### JOB
Restate the full set of records exactly, without adding or dropping a word.

### PROVIDED RECORDS
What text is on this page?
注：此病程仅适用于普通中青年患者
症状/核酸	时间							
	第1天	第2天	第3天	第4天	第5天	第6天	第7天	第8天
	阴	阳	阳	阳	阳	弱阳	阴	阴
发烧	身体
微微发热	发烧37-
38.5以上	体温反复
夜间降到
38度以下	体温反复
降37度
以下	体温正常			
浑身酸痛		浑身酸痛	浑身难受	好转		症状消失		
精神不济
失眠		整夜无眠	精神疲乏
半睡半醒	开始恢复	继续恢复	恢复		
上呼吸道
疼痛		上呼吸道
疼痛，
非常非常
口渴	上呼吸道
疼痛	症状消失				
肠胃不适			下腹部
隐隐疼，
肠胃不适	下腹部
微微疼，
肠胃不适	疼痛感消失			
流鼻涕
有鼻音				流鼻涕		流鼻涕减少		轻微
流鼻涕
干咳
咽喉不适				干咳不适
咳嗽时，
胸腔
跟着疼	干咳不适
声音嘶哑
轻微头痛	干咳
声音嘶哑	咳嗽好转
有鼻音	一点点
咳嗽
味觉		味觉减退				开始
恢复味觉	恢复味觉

### SOLUTION BELOW
What text is on this page?
注：此病程仅适用于普通中青年患者
症状/核酸	时间							
	第1天	第2天	第3天	第4天	第5天	第6天	第7天	第8天
	阴	阳	阳	阳	阳	弱阳	阴	阴
发烧	身体
微微发热	发烧37-
38.5以上	体温反复
夜间降到
38度以下	体温反复
降37度
以下	体温正常			
浑身酸痛		浑身酸痛	浑身难受	好转		症状消失		
精神不济
失眠		整夜无眠	精神疲乏
半睡半醒	开始恢复	继续恢复	恢复		
上呼吸道
疼痛		上呼吸道
疼痛，
非常非常
口渴	上呼吸道
疼痛	症状消失				
肠胃不适			下腹部
隐隐疼，
肠胃不适	下腹部
微微疼，
肠胃不适	疼痛感消失			
流鼻涕
有鼻音				流鼻涕		流鼻涕减少		轻微
流鼻涕
干咳
咽喉不适				干咳不适
咳嗽时，
胸腔
跟着疼	干咳不适
声音嘶哑
轻微头痛	干咳
声音嘶哑	咳嗽好转
有鼻音	一点点
咳嗽
味觉		味觉减退				开始
恢复味觉	恢复味觉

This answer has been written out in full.